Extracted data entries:
+++

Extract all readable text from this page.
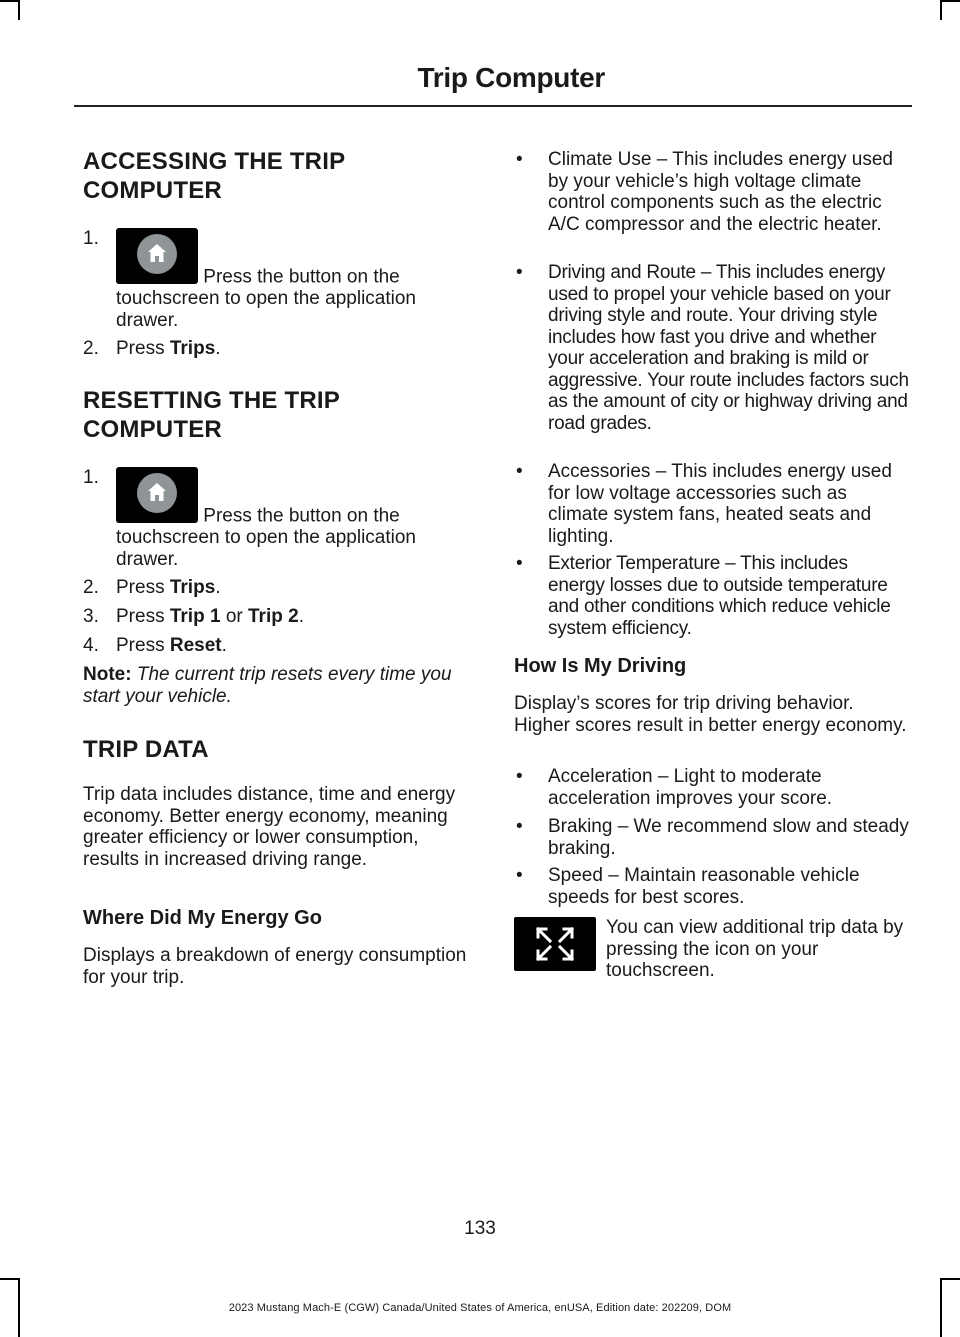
Trip Computer
ACCESSING THE TRIP COMPUTER
1.
Press the button on the touchscreen to open the application drawer.
2. Press Trips.
RESETTING THE TRIP COMPUTER
1.
Press the button on the touchscreen to open the application drawer.
2. Press Trips.
3. Press Trip 1 or Trip 2.
4. Press Reset.
Note: The current trip resets every time you start your vehicle.
TRIP DATA
Trip data includes distance, time and energy economy. Better energy economy, meaning greater efficiency or lower consumption, results in increased driving range.
Where Did My Energy Go
Displays a breakdown of energy consumption for your trip.
•	Climate Use – This includes energy used by your vehicle’s high voltage climate control components such as the electric A/C compressor and the electric heater.
•	Driving and Route – This includes energy used to propel your vehicle based on your driving style and route. Your driving style includes how fast you drive and whether your acceleration and braking is mild or aggressive. Your route includes factors such as the amount of city or highway driving and road grades.
•	Accessories – This includes energy used for low voltage accessories such as climate system fans, heated seats and lighting.
•	Exterior Temperature – This includes energy losses due to outside temperature and other conditions which reduce vehicle system efficiency.
How Is My Driving
Display’s scores for trip driving behavior. Higher scores result in better energy economy.
•	Acceleration – Light to moderate acceleration improves your score.
•	Braking – We recommend slow and steady braking.
•	Speed – Maintain reasonable vehicle speeds for best scores.
You can view additional trip data by pressing the icon on your touchscreen.
133
2023 Mustang Mach-E (CGW) Canada/United States of America, enUSA, Edition date: 202209, DOM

+++

> Exercise details: Retype everything in the material word for word, minus pictures.

> Task solution:
Extract all readable text from this page.
Trip Computer
ACCESSING THE TRIP COMPUTER
1.
Press the button on the touchscreen to open the application drawer.
2. Press Trips.
RESETTING THE TRIP COMPUTER
1.
Press the button on the touchscreen to open the application drawer.
2. Press Trips.
3. Press Trip 1 or Trip 2.
4. Press Reset.
Note: The current trip resets every time you start your vehicle.
TRIP DATA
Trip data includes distance, time and energy economy. Better energy economy, meaning greater efficiency or lower consumption, results in increased driving range.
Where Did My Energy Go
Displays a breakdown of energy consumption for your trip.
•	Climate Use – This includes energy used by your vehicle’s high voltage climate control components such as the electric A/C compressor and the electric heater.
•	Driving and Route – This includes energy used to propel your vehicle based on your driving style and route. Your driving style includes how fast you drive and whether your acceleration and braking is mild or aggressive. Your route includes factors such as the amount of city or highway driving and road grades.
•	Accessories – This includes energy used for low voltage accessories such as climate system fans, heated seats and lighting.
•	Exterior Temperature – This includes energy losses due to outside temperature and other conditions which reduce vehicle system efficiency.
How Is My Driving
Display’s scores for trip driving behavior. Higher scores result in better energy economy.
•	Acceleration – Light to moderate acceleration improves your score.
•	Braking – We recommend slow and steady braking.
•	Speed – Maintain reasonable vehicle speeds for best scores.
You can view additional trip data by pressing the icon on your touchscreen.
133
2023 Mustang Mach-E (CGW) Canada/United States of America, enUSA, Edition date: 202209, DOM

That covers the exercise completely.